§ **WHAT THE EXERCISE ASKS**
Extract the lines that carry the string "watermark" from the listing.

§ **INPUT MATERIAL**
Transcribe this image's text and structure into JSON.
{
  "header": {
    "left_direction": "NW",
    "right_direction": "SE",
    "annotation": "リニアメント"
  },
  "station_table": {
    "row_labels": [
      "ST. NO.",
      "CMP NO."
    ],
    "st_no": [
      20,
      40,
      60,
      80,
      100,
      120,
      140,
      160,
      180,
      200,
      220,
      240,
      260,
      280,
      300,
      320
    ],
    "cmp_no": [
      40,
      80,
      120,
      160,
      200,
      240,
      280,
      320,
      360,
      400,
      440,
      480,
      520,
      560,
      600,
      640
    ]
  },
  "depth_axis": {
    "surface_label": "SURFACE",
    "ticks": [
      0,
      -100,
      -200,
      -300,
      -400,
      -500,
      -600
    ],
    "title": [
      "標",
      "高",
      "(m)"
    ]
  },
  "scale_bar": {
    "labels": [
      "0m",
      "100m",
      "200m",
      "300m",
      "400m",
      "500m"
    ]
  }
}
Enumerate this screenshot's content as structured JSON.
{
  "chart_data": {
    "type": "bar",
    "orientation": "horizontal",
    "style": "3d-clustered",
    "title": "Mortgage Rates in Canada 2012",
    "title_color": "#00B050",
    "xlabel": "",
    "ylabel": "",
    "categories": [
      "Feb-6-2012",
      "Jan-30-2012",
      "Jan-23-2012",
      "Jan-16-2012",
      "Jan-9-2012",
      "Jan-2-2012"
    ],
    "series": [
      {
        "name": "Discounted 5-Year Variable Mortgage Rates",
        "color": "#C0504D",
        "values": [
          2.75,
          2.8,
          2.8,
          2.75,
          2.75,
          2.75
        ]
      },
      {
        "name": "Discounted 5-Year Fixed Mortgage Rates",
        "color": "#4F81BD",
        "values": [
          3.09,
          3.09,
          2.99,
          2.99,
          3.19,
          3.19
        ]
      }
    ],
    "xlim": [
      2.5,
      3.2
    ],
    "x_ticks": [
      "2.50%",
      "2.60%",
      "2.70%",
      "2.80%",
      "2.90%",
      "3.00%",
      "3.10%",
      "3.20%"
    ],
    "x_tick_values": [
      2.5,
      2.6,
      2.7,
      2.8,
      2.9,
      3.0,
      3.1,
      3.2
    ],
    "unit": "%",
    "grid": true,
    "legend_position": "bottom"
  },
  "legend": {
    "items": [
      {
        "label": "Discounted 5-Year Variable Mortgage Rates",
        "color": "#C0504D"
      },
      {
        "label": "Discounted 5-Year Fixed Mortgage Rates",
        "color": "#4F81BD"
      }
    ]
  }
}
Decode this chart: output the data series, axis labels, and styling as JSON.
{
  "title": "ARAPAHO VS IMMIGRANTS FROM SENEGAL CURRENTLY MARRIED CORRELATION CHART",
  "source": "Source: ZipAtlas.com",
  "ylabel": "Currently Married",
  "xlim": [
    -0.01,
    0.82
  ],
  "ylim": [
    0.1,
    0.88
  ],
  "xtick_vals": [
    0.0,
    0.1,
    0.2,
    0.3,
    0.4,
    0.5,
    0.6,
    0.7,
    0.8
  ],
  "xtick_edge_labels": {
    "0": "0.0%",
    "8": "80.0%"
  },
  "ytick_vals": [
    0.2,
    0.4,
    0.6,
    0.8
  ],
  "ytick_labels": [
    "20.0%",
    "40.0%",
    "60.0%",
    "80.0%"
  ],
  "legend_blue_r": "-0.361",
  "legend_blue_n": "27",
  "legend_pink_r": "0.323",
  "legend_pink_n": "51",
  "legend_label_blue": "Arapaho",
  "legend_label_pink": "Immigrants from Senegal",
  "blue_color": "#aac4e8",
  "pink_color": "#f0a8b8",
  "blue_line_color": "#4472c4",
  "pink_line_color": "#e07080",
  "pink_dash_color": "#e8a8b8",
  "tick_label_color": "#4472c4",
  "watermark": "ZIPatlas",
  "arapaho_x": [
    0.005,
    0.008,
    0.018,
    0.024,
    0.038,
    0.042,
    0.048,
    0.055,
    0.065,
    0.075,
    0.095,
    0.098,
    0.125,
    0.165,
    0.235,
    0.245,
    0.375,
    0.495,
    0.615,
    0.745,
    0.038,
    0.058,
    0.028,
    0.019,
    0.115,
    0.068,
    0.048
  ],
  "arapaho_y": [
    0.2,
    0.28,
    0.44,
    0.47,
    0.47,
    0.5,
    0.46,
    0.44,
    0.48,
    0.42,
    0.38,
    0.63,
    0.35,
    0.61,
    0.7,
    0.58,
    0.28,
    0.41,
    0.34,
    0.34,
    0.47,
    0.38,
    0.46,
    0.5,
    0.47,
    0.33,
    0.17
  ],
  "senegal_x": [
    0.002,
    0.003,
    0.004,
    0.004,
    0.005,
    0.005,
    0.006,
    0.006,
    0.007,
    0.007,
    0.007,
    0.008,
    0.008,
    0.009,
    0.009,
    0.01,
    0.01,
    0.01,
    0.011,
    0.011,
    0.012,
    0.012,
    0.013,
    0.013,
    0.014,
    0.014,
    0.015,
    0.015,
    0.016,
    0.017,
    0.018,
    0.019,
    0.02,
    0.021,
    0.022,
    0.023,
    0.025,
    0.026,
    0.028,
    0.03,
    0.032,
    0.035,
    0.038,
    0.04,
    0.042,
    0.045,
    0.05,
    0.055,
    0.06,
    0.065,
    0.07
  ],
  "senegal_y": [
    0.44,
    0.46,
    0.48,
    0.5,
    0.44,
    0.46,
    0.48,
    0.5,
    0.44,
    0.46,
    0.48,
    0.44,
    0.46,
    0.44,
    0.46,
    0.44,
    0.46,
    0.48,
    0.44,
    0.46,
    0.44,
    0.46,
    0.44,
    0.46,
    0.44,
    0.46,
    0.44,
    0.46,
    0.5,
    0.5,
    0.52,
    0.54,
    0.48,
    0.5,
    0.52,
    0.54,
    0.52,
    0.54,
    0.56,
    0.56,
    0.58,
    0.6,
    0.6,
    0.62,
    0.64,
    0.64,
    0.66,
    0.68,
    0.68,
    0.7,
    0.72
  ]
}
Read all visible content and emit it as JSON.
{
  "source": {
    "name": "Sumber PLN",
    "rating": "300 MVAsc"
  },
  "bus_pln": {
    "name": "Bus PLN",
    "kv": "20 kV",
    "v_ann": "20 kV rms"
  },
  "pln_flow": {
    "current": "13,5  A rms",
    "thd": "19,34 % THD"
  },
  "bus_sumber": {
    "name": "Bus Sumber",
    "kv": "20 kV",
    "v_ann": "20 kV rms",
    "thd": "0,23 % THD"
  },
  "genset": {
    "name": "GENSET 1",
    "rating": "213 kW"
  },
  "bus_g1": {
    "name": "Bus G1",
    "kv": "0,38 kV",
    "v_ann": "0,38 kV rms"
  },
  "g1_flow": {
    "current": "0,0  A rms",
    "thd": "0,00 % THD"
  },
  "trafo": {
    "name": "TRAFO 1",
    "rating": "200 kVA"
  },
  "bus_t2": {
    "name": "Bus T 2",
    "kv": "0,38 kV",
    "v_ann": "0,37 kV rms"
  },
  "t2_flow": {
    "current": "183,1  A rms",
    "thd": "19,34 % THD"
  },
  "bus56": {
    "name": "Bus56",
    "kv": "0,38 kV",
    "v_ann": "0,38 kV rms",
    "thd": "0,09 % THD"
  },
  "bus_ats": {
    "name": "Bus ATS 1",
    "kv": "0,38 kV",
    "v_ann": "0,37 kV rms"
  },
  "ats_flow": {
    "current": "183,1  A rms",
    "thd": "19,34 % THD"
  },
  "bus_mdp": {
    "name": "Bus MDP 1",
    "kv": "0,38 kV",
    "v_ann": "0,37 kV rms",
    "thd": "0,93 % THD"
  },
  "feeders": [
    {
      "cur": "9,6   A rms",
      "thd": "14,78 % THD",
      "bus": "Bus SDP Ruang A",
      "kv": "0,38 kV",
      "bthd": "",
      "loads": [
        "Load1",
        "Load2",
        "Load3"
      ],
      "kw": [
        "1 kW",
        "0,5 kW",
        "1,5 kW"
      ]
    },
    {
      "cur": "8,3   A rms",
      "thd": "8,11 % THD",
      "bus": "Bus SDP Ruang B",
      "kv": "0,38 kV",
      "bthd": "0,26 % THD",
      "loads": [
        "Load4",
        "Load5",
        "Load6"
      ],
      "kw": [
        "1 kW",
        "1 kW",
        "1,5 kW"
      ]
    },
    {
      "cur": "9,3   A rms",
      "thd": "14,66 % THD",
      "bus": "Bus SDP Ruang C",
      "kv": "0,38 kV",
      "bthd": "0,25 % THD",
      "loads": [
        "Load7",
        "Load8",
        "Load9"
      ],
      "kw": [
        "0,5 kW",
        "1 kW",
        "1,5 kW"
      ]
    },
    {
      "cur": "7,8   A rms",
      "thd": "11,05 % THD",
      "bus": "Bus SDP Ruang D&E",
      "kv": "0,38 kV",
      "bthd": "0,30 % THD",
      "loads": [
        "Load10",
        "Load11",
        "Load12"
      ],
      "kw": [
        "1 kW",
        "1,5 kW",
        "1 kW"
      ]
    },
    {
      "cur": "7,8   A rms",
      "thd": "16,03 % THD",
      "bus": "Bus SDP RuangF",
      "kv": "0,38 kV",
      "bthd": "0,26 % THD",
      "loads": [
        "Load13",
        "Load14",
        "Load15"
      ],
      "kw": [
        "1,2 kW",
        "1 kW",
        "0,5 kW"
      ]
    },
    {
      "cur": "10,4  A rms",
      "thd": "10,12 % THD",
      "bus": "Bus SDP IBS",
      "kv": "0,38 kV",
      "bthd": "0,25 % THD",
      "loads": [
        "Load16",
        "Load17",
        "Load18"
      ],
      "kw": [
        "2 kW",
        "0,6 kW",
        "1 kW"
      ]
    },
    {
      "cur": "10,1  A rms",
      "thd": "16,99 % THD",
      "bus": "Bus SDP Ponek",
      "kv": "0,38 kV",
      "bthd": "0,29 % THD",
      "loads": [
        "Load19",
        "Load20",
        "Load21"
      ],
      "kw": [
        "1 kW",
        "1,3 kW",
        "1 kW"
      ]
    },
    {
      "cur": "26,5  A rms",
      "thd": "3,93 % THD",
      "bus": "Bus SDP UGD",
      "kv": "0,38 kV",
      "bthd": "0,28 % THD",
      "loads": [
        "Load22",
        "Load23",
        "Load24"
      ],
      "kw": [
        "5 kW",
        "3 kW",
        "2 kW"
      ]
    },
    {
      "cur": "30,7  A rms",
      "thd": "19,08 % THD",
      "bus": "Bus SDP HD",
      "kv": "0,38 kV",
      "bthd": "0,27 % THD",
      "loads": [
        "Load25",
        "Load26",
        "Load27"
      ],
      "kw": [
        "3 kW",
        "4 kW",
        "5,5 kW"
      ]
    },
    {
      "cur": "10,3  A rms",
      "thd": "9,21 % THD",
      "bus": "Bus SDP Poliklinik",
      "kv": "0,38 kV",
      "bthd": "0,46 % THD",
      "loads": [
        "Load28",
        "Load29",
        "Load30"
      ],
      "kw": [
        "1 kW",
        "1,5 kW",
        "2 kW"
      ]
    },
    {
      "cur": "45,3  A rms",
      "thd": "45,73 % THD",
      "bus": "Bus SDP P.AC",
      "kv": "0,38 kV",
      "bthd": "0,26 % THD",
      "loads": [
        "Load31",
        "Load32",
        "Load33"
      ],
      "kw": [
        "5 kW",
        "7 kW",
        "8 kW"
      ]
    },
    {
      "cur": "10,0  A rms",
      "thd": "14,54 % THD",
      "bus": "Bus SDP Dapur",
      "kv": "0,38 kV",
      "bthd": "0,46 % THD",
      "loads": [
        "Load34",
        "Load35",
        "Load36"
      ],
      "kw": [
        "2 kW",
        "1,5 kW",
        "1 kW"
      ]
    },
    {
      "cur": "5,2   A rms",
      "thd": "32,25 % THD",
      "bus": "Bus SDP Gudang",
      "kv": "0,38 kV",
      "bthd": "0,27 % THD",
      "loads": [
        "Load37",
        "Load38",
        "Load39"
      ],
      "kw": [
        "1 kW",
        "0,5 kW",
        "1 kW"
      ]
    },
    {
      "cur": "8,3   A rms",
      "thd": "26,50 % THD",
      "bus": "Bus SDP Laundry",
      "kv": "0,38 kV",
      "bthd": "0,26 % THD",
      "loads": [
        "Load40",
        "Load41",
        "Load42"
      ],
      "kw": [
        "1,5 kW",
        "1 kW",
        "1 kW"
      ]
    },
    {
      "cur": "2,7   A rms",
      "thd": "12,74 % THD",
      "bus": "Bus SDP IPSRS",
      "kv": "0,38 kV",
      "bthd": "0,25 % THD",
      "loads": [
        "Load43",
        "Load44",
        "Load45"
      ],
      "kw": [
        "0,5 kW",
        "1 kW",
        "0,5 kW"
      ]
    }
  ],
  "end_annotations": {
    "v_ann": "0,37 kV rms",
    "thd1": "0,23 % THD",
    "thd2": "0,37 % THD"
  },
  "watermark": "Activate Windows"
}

§ **TASK RESULT**
  "watermark": "ZIPatlas",
  "watermark": "Activate Windows"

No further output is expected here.